## Task description
Retype, without changes, every line from the line that contains "Type out the text in this image." through the final line of the records. Exclude pictures.

Part of a data file
--- Begin ---
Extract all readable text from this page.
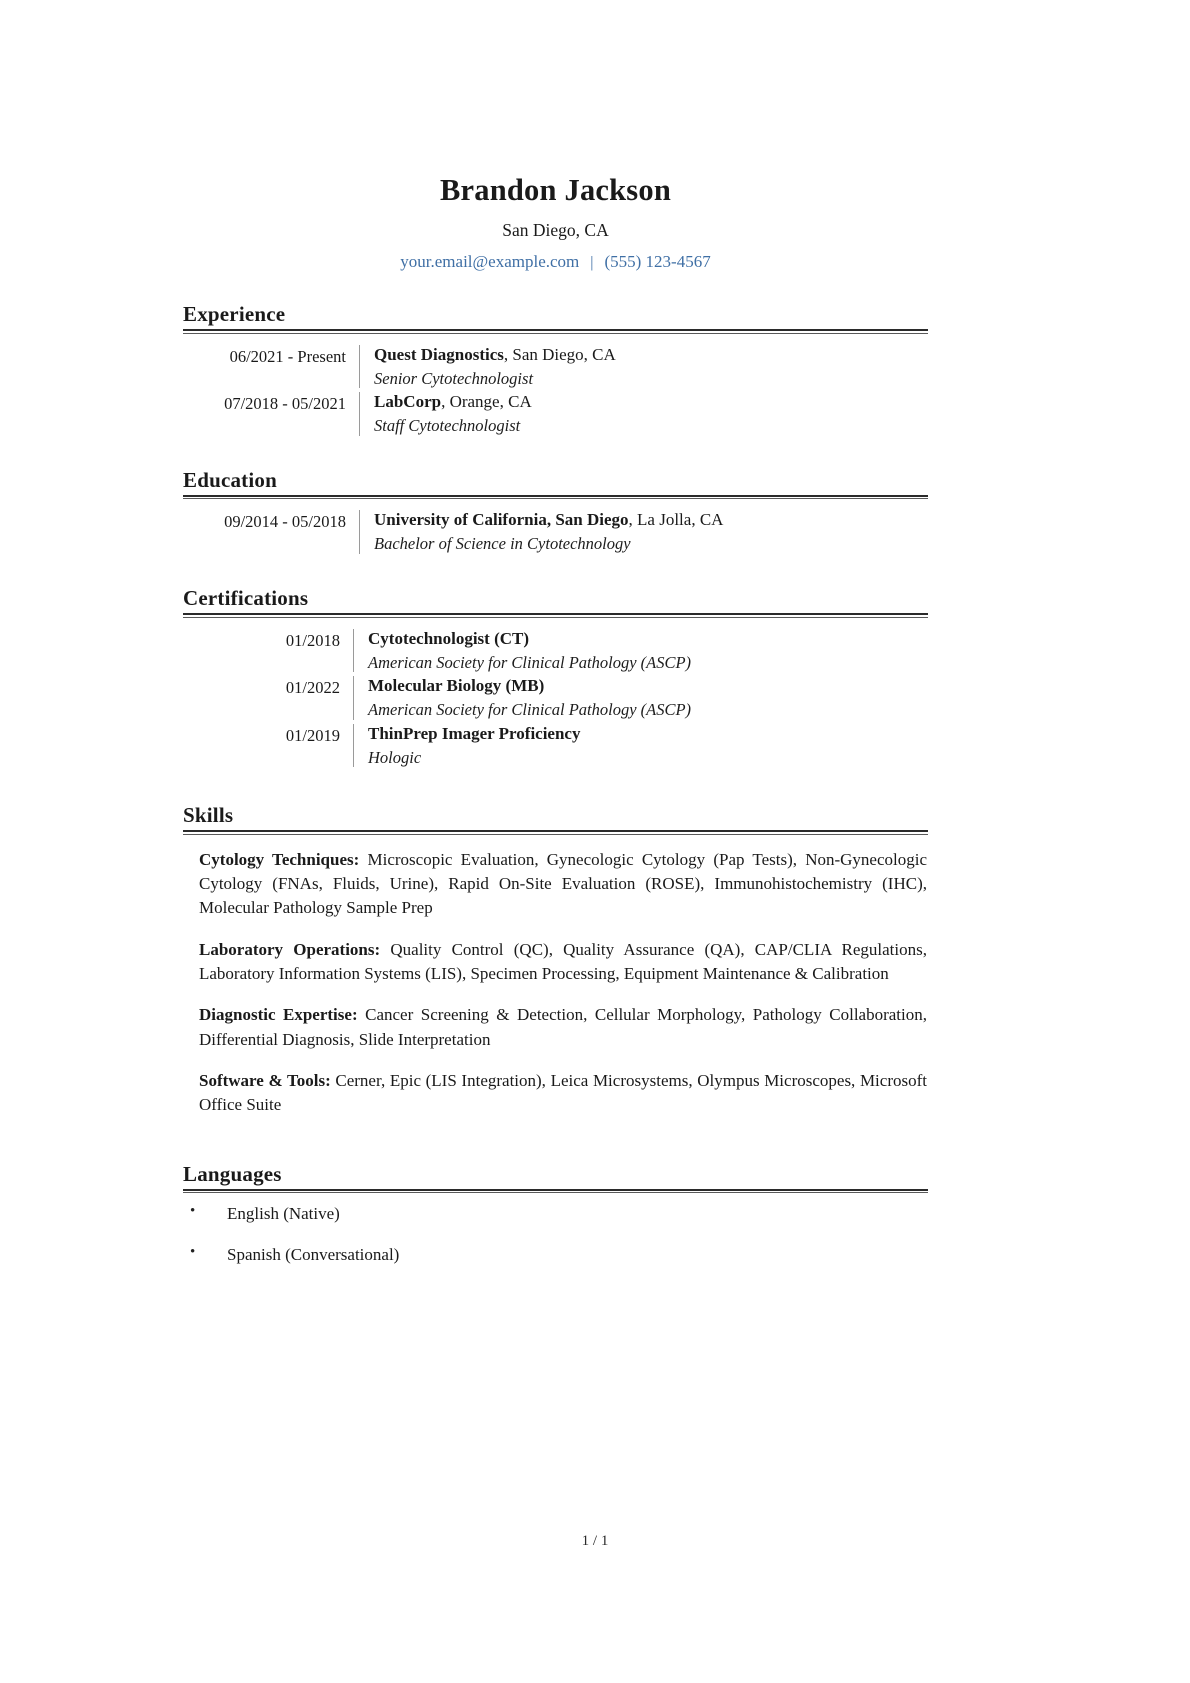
Brandon Jackson
San Diego, CA
your.email@example.com | (555) 123-4567
Experience
06/2021 - Present	Quest Diagnostics, San Diego, CA
Senior Cytotechnologist
07/2018 - 05/2021	LabCorp, Orange, CA
Staff Cytotechnologist
Education
09/2014 - 05/2018	University of California, San Diego, La Jolla, CA
Bachelor of Science in Cytotechnology
Certifications
01/2018	Cytotechnologist (CT)
American Society for Clinical Pathology (ASCP)
01/2022	Molecular Biology (MB)
American Society for Clinical Pathology (ASCP)
01/2019	ThinPrep Imager Proficiency
Hologic
Skills

Cytology Techniques: Microscopic Evaluation, Gynecologic Cytology (Pap Tests), Non-Gynecologic Cytology (FNAs, Fluids, Urine), Rapid On-Site Evaluation (ROSE), Immunohistochemistry (IHC), Molecular Pathology Sample Prep

Laboratory Operations: Quality Control (QC), Quality Assurance (QA), CAP/CLIA Regulations, Laboratory Information Systems (LIS), Specimen Processing, Equipment Maintenance & Calibration

Diagnostic Expertise: Cancer Screening & Detection, Cellular Morphology, Pathology Collaboration, Differential Diagnosis, Slide Interpretation

Software & Tools: Cerner, Epic (LIS Integration), Leica Microsystems, Olympus Microscopes, Microsoft Office Suite

Languages
• English (Native)
• Spanish (Conversational)
1 / 1
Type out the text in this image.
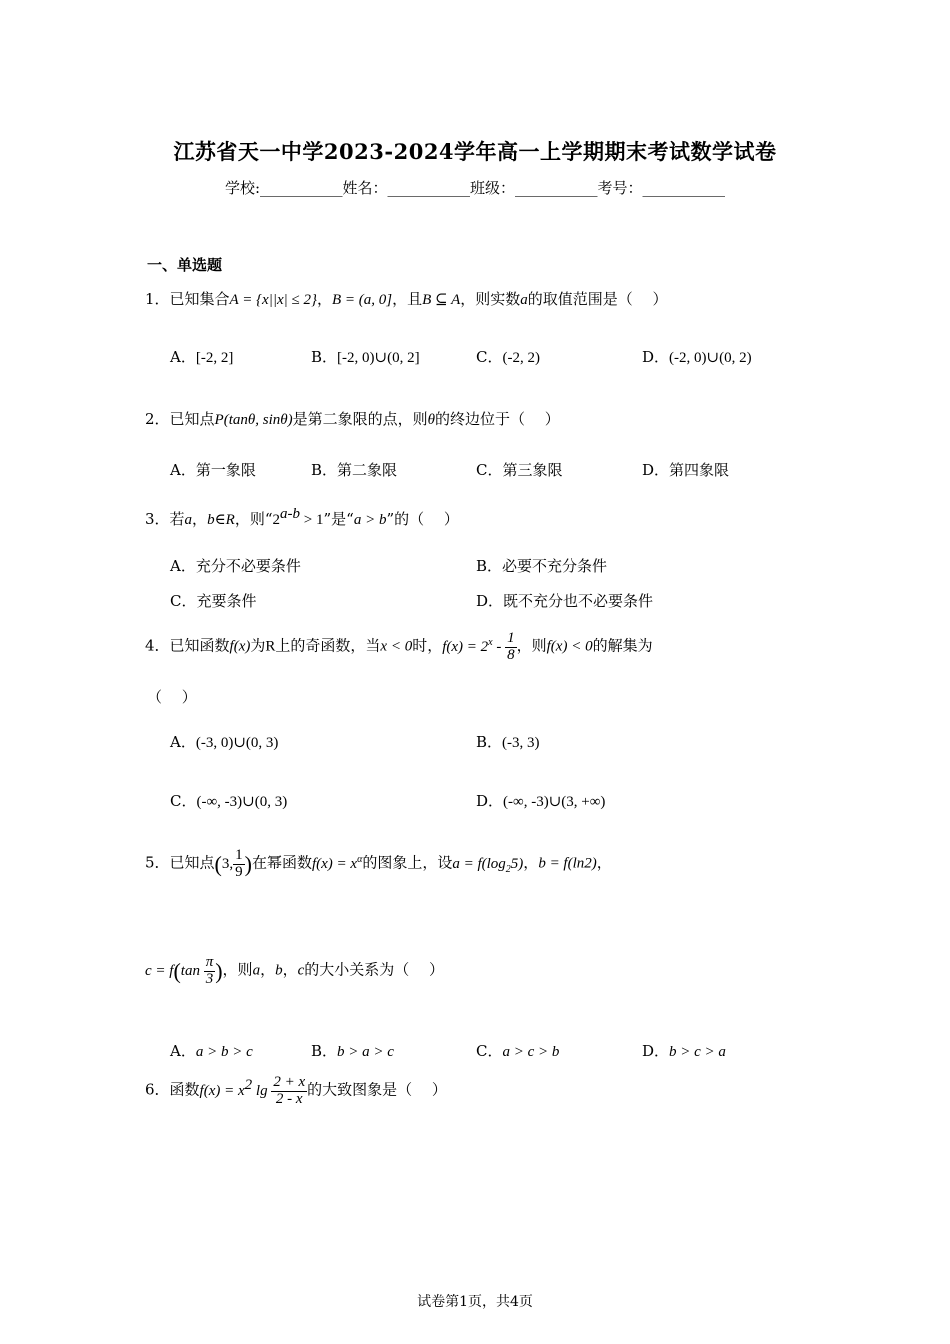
江苏省天一中学2023-2024学年高一上学期期末考试数学试卷
学校:___________姓名：___________班级：___________考号：___________
一、单选题
1．已知集合A = {x||x| ≤ 2}，B = (a, 0]，且B ⊆ A，则实数a的取值范围是（　 ）
A．[-2, 2]	B．[-2, 0)∪(0, 2]	C．(-2, 2)	D．(-2, 0)∪(0, 2)
2．已知点P(tanθ, sinθ)是第二象限的点，则θ的终边位于（　 ）
A．第一象限	B．第二象限	C．第三象限	D．第四象限
3．若a，b∈R，则“$2^{a-b} > 1$”是“a > b”的（　 ）
A．充分不必要条件	B．必要不充分条件
C．充要条件	D．既不充分也不必要条件
4．已知函数f(x)为R上的奇函数，当x < 0时，$f(x) = 2^x - \frac{1}{8}$ ，则f(x) < 0的解集为
（　 ）
A．(-3, 0)∪(0, 3)	B．(-3, 3)
C．(-∞, -3)∪(0, 3)	D．(-∞, -3)∪(3, +∞)
5．已知点(3, $\frac{1}{9}$ )在幂函数$f(x) = x^\alpha$的图象上，设$a = f(\log_25)$，b = f(ln2)，
$c = f(\tan \frac{\pi}{3}$ )，则a，b，c的大小关系为（　 ）
A．a > b > c	B．b > a > c	C．a > c > b	D．b > c > a
6．函数$f(x) = x^2$ $\lg \frac{2 + x}{2 - x}$ 的大致图象是（　 ）
试卷第1页，共4页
--- End ---
## Result of the exercise
Type out the text in this image.
江苏省天一中学2023-2024学年高一上学期期末考试数学试卷
学校:___________姓名：___________班级：___________考号：___________
一、单选题
1．已知集合A = {x||x| ≤ 2}，B = (a, 0]，且B ⊆ A，则实数a的取值范围是（　 ）
A．[-2, 2]	B．[-2, 0)∪(0, 2]	C．(-2, 2)	D．(-2, 0)∪(0, 2)
2．已知点P(tanθ, sinθ)是第二象限的点，则θ的终边位于（　 ）
A．第一象限	B．第二象限	C．第三象限	D．第四象限
3．若a，b∈R，则“$2^{a-b} > 1$”是“a > b”的（　 ）
A．充分不必要条件	B．必要不充分条件
C．充要条件	D．既不充分也不必要条件
4．已知函数f(x)为R上的奇函数，当x < 0时，$f(x) = 2^x - \frac{1}{8}$ ，则f(x) < 0的解集为
（　 ）
A．(-3, 0)∪(0, 3)	B．(-3, 3)
C．(-∞, -3)∪(0, 3)	D．(-∞, -3)∪(3, +∞)
5．已知点(3, $\frac{1}{9}$ )在幂函数$f(x) = x^\alpha$的图象上，设$a = f(\log_25)$，b = f(ln2)，
$c = f(\tan \frac{\pi}{3}$ )，则a，b，c的大小关系为（　 ）
A．a > b > c	B．b > a > c	C．a > c > b	D．b > c > a
6．函数$f(x) = x^2$ $\lg \frac{2 + x}{2 - x}$ 的大致图象是（　 ）
试卷第1页，共4页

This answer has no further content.